Excerpt provided section start
Brown describes BlackWall Property Trust as Australia's first 'flexible property security'. This refers to Blackwall disconnecting from the traditional measure of the quality of an REIT's lease as measured by the WALE (Weighted Average Lease Expiries).
It's a direct response to what Blackwall sees as the changes to the way people want to work, with WOTSO providing the flexibility it needs with short-term leases. BlackWall sees this as spreading the risk, with the understanding that 'seemingly long WALE property' easily becomes a short WALE if a single tenant should fail.
"What we have been really keen on is buying into this flexibility model and not tying people to longer-term contracts," says Brown.
"We are very deliberate in only offering month-to-month contracts. If somebody wants a six-month, 12-month or three-year term, we will give it to them. But we think what we are doing for small to medium enterprises, and for larger enterprises, is really offering them the flexibility to scale up or scale down.
"It allows them to change their minds about what their businesses are doing and give them more spaces they might want to move between. If they were tied to long-term contracts, it really flies in the face of what we are trying to achieve."
For BlackWall, the benefit is that it has a ready-made tenant in WOTSO and that defines its acquisition strategy.
"It's quite well capitalised and lowly geared at the moment and our mandate is to grow that trust which in effect grows WOTSO, the stapled security," says Brown.
"The idea is that the workspace business can generate its own return and that effectively supercharges the yield that a REIT would normally get from market rent.
Excerpt provided section end
- _Tasks to carry out_
A. Please transcribe the BlackWall Property Trust excerpt from "Brown describes BlackWall" to "Average Lease Expiries).".
B. Continue the excerpt about BlackWall Property Trust from the point where it stops.
The items after this point aren't needed.
Given records section start
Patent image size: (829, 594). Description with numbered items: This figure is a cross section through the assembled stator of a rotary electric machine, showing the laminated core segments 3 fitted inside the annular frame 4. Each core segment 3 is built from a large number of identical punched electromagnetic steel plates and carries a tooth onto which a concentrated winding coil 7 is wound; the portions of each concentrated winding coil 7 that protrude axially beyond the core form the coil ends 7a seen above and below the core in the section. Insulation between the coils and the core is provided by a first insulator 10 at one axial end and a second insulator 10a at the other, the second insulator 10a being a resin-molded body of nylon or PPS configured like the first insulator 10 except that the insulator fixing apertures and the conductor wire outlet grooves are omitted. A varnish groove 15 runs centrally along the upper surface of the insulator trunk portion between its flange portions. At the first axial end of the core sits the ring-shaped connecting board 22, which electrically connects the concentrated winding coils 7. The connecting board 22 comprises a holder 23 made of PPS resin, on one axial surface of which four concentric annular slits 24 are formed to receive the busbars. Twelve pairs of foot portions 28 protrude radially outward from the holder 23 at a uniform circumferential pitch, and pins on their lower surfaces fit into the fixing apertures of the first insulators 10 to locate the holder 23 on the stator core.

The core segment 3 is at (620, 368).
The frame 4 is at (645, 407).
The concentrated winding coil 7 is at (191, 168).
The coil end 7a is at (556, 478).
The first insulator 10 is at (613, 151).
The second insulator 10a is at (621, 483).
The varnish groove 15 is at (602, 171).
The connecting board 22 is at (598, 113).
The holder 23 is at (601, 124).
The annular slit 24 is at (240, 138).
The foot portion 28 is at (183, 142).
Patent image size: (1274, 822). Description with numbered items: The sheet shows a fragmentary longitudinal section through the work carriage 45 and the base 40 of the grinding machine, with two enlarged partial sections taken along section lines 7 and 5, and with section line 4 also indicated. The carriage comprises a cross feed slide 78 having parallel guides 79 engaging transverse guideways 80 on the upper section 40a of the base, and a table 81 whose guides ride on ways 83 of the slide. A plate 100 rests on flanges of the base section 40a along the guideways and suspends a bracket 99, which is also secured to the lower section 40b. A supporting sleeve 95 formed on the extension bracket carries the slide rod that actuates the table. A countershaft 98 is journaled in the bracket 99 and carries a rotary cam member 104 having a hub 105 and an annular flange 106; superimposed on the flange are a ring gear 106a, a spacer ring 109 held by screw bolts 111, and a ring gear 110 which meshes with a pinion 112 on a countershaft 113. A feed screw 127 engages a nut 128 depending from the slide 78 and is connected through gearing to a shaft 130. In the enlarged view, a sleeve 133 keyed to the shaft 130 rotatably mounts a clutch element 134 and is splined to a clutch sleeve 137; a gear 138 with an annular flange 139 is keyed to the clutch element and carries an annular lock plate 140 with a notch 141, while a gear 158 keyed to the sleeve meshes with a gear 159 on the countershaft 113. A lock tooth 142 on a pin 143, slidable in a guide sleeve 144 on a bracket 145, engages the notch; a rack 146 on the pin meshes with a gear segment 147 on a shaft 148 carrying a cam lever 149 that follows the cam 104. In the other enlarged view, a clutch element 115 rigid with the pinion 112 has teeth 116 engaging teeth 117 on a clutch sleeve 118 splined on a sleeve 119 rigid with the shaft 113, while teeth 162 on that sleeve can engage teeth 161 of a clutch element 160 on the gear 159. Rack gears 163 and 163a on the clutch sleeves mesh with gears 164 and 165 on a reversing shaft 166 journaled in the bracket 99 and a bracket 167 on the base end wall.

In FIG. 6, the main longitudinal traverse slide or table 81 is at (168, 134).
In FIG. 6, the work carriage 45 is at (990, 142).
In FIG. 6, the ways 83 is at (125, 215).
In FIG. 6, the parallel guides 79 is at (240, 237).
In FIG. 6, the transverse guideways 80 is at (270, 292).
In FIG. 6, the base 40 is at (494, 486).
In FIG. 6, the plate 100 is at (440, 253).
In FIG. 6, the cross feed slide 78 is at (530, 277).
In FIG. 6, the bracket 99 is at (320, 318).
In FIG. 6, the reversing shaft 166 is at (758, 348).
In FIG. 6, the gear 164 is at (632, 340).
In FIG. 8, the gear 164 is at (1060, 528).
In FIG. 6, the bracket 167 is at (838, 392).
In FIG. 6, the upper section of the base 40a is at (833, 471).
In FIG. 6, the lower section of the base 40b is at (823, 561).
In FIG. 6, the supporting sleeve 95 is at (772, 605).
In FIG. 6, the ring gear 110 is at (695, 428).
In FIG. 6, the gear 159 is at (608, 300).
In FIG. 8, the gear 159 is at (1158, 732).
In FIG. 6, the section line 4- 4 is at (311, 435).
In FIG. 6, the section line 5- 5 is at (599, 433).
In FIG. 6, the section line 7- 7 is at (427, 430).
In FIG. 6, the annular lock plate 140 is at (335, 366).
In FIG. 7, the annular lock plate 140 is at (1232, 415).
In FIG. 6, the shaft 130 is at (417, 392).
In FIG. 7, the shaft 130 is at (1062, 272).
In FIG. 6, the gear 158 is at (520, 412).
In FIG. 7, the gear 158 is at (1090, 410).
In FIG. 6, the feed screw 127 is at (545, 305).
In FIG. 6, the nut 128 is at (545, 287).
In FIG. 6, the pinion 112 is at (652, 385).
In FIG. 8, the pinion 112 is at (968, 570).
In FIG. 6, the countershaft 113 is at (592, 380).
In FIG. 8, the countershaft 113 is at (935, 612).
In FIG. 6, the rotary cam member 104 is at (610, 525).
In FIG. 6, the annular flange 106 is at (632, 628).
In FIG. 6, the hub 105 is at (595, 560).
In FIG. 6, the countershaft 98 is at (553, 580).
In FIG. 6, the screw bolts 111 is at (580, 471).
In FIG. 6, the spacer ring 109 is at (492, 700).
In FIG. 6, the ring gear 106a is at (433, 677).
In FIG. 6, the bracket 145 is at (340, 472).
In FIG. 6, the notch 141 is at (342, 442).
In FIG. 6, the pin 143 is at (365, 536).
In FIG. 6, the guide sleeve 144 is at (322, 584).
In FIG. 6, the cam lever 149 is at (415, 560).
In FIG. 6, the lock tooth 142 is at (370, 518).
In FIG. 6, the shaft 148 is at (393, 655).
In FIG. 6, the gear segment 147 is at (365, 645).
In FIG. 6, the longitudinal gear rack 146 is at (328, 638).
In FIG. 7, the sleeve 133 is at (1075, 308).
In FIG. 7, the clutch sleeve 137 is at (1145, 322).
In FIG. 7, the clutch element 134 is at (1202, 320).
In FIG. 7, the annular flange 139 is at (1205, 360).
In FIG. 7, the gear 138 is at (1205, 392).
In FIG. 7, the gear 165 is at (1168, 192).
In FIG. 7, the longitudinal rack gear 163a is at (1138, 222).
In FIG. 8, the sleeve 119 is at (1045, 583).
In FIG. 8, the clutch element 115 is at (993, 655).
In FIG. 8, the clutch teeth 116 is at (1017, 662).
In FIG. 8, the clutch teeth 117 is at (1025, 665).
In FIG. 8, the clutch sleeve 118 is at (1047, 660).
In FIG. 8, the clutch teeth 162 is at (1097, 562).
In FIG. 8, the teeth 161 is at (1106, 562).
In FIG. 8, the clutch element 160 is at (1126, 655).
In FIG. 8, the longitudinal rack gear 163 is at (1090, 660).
Given records section end
- _Task responses_
A.
Brown describes BlackWall Property Trust as Australia's first 'flexible property security'. This refers to Blackwall disconnecting from the traditional measure of the quality of an REIT's lease as measured by the WALE (Weighted Average Lease Expiries).

B.
"When we get it right, we will be able to produce yields that are 3 per cent up to 10 per cent higher for the WOT group when we fill up our spaces."
Hit by a hot market
However, opportunities for growth have been stymied by surging property values making acquisitions more challenging. Although WOTSO's margins are healthy, the figures still need to stack up.
"One of the factors slowing our growth at the moment is the property market is so hot," says Brown.
"We like to buy assets but we aren't just going to buy an asset on a 3 or 4 per cent yield. We don't believe those yields are sustainable. We're looking for empty buildings at 7 to 8 per cent yield and they are harder to come by.
"That may mean that our growth will be slower. But we'll still look at third-party leasing deals on terms that suit us, such as an arrangement where we'll pay a percentage of our turnover. That may mean the property owner in the long run will get higher than market rents, but it also de-risks us in those first few years."
Capital expenditure and the lead times involved in maturing a new coworking space is one of the barriers to entry. WOTSO ideally looks for properties of 1,500sqm to 2,000sqm.
"What we're looking at is flexible property as a whole," says Jessie Glew.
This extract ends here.